TASK INSTRUCTIONS:
Could you output the lines below as a JSON list of strings, one string per line, with any blank lines left out?

DATA PROVIDED:
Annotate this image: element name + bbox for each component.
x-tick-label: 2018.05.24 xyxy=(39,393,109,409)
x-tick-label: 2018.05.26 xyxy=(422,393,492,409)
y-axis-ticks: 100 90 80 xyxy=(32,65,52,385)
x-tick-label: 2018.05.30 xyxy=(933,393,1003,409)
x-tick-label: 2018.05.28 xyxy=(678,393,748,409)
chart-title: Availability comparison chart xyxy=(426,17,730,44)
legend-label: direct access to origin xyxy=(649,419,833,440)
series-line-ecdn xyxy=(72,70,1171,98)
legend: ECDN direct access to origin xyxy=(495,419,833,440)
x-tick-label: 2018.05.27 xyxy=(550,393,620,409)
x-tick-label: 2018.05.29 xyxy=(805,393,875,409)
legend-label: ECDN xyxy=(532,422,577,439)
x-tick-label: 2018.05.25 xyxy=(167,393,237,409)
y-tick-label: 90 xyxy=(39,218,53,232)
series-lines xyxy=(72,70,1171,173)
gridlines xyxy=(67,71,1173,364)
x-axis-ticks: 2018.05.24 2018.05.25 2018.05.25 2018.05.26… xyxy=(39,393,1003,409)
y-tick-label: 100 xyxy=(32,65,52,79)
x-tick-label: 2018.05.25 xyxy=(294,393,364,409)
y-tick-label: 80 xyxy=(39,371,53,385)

SOLVED EXERCISE:
[
  "Annotate this image: element name + bbox for each component.",
  "x-tick-label: 2018.05.24 xyxy=(39,393,109,409)",
  "x-tick-label: 2018.05.26 xyxy=(422,393,492,409)",
  "y-axis-ticks: 100 90 80 xyxy=(32,65,52,385)",
  "x-tick-label: 2018.05.30 xyxy=(933,393,1003,409)",
  "x-tick-label: 2018.05.28 xyxy=(678,393,748,409)",
  "chart-title: Availability comparison chart xyxy=(426,17,730,44)",
  "legend-label: direct access to origin xyxy=(649,419,833,440)",
  "series-line-ecdn xyxy=(72,70,1171,98)",
  "legend: ECDN direct access to origin xyxy=(495,419,833,440)",
  "x-tick-label: 2018.05.27 xyxy=(550,393,620,409)",
  "x-tick-label: 2018.05.29 xyxy=(805,393,875,409)",
  "legend-label: ECDN xyxy=(532,422,577,439)",
  "x-tick-label: 2018.05.25 xyxy=(167,393,237,409)",
  "y-tick-label: 90 xyxy=(39,218,53,232)",
  "series-lines xyxy=(72,70,1171,173)",
  "gridlines xyxy=(67,71,1173,364)",
  "x-axis-ticks: 2018.05.24 2018.05.25 2018.05.25 2018.05.26… xyxy=(39,393,1003,409)",
  "y-tick-label: 100 xyxy=(32,65,52,79)",
  "x-tick-label: 2018.05.25 xyxy=(294,393,364,409)",
  "y-tick-label: 80 xyxy=(39,371,53,385)"
]